◆ EXERCISE INPUT:
-- START --
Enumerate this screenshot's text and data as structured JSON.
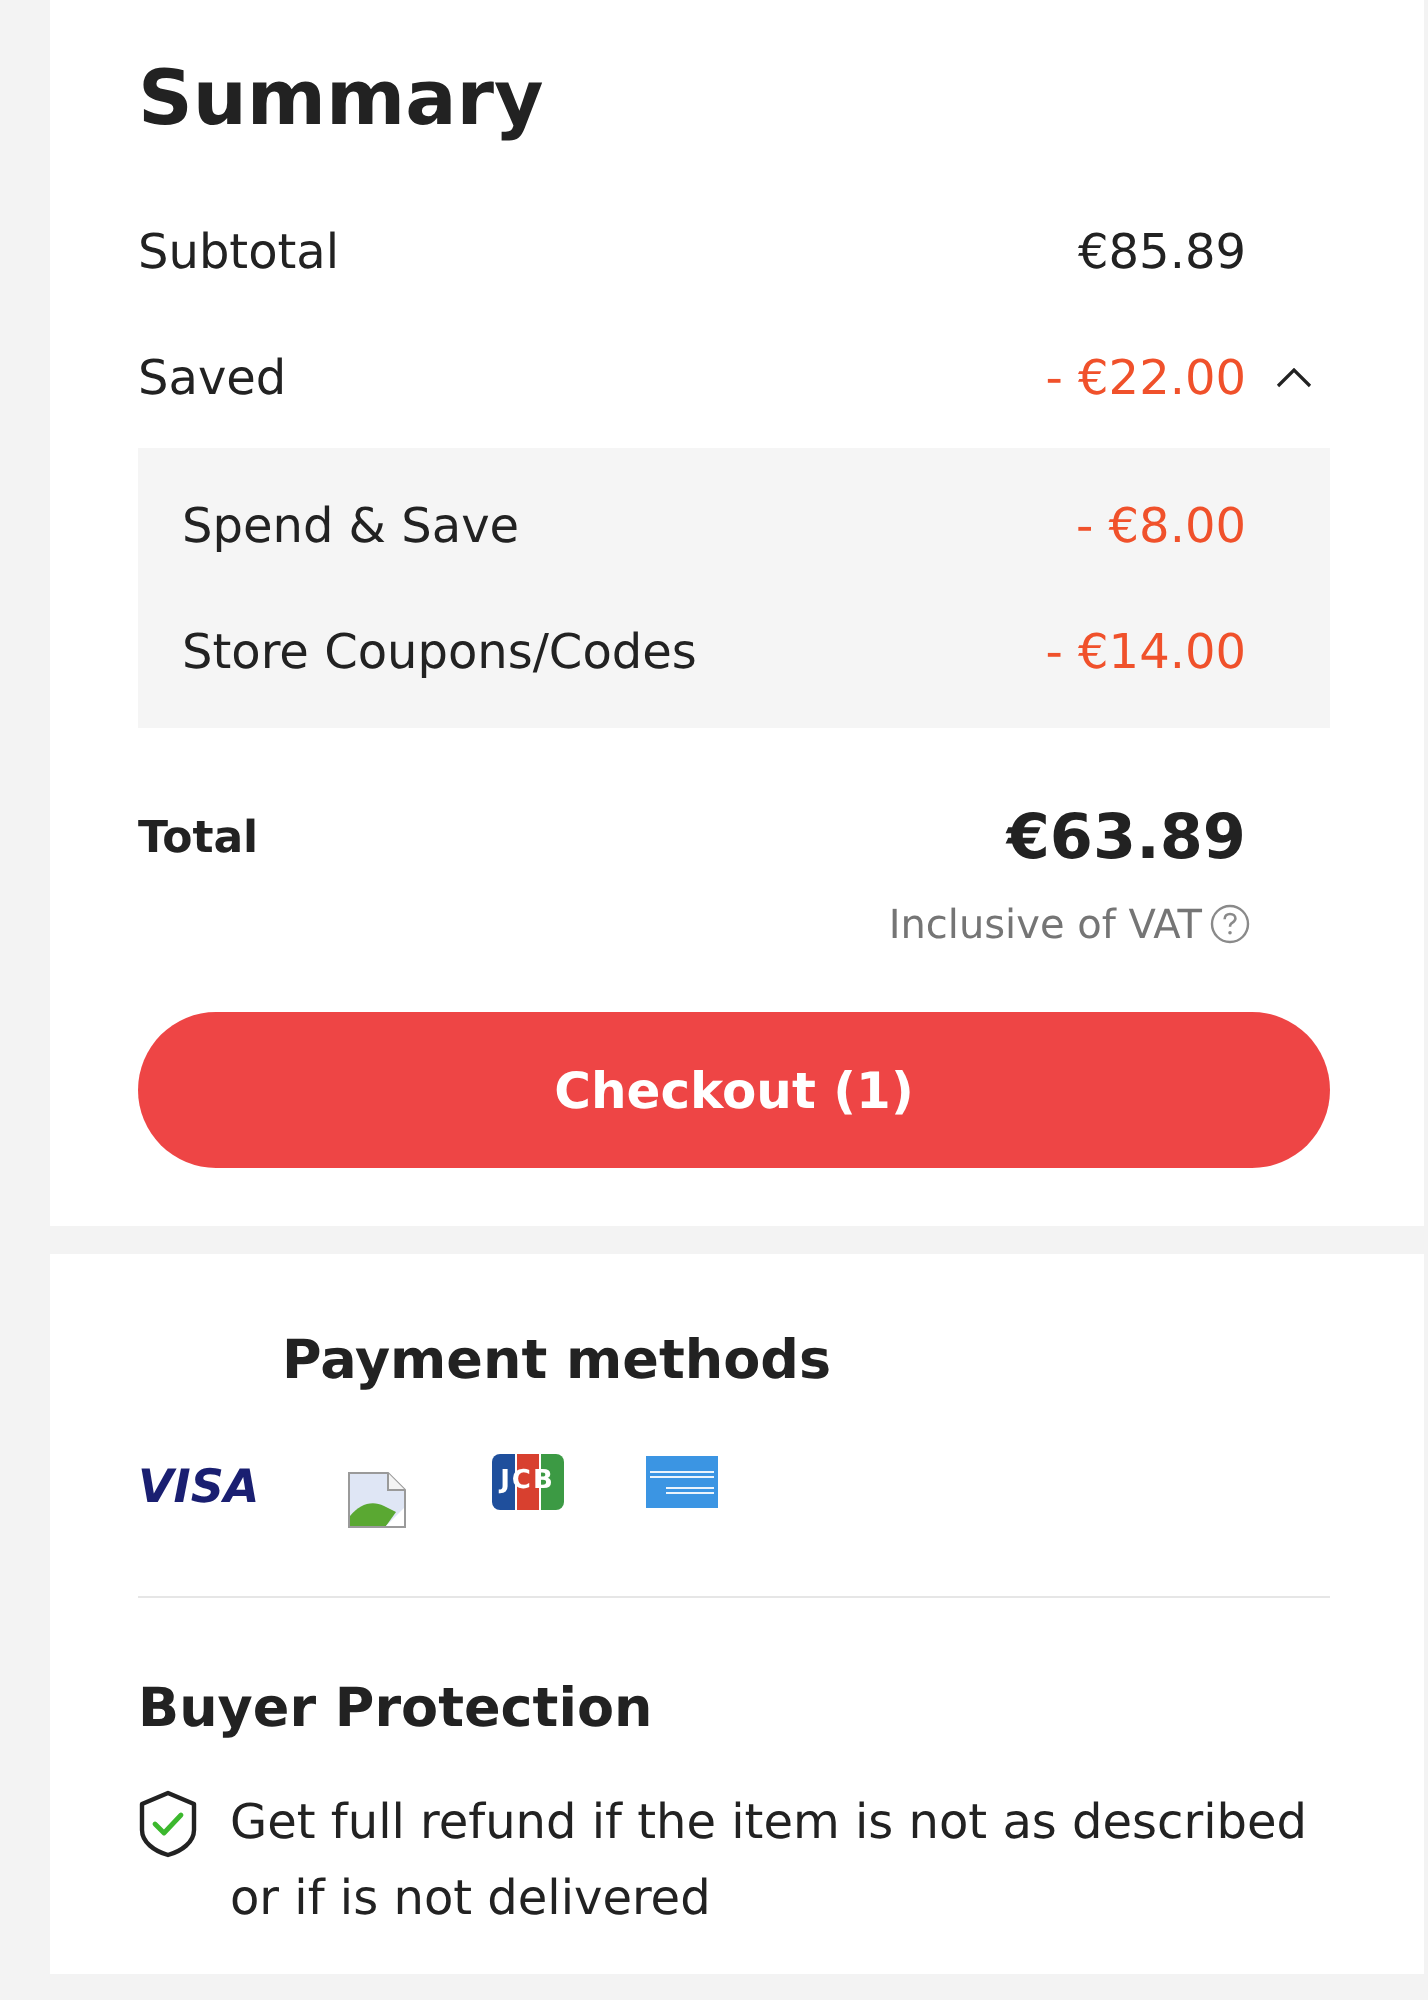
{
  "summary": {
    "title": "Summary",
    "subtotal": {
      "label": "Subtotal",
      "value": "€85.89"
    },
    "saved": {
      "label": "Saved",
      "value": "- €22.00",
      "expanded": true,
      "breakdown": [
        {
          "label": "Spend & Save",
          "value": "- €8.00"
        },
        {
          "label": "Store Coupons/Codes",
          "value": "- €14.00"
        }
      ]
    },
    "total": {
      "label": "Total",
      "value": "€63.89",
      "note": "Inclusive of VAT"
    },
    "checkout_button": "Checkout (1)"
  },
  "payment_methods": {
    "title": "Payment methods",
    "methods": [
      {
        "kind": "visa",
        "label": "VISA"
      },
      {
        "kind": "broken-image"
      },
      {
        "kind": "jcb",
        "label": "JCB"
      },
      {
        "kind": "amex"
      }
    ]
  },
  "buyer_protection": {
    "title": "Buyer Protection",
    "text": "Get full refund if the item is not as described or if is not delivered"
  }
}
-- END --
◆ TASK: Pictures stay out; reproduce every line of the records exactly.

◆ SOLVED PROBLEM:
Enumerate this screenshot's text and data as structured JSON.
{
  "summary": {
    "title": "Summary",
    "subtotal": {
      "label": "Subtotal",
      "value": "€85.89"
    },
    "saved": {
      "label": "Saved",
      "value": "- €22.00",
      "expanded": true,
      "breakdown": [
        {
          "label": "Spend & Save",
          "value": "- €8.00"
        },
        {
          "label": "Store Coupons/Codes",
          "value": "- €14.00"
        }
      ]
    },
    "total": {
      "label": "Total",
      "value": "€63.89",
      "note": "Inclusive of VAT"
    },
    "checkout_button": "Checkout (1)"
  },
  "payment_methods": {
    "title": "Payment methods",
    "methods": [
      {
        "kind": "visa",
        "label": "VISA"
      },
      {
        "kind": "broken-image"
      },
      {
        "kind": "jcb",
        "label": "JCB"
      },
      {
        "kind": "amex"
      }
    ]
  },
  "buyer_protection": {
    "title": "Buyer Protection",
    "text": "Get full refund if the item is not as described or if is not delivered"
  }
}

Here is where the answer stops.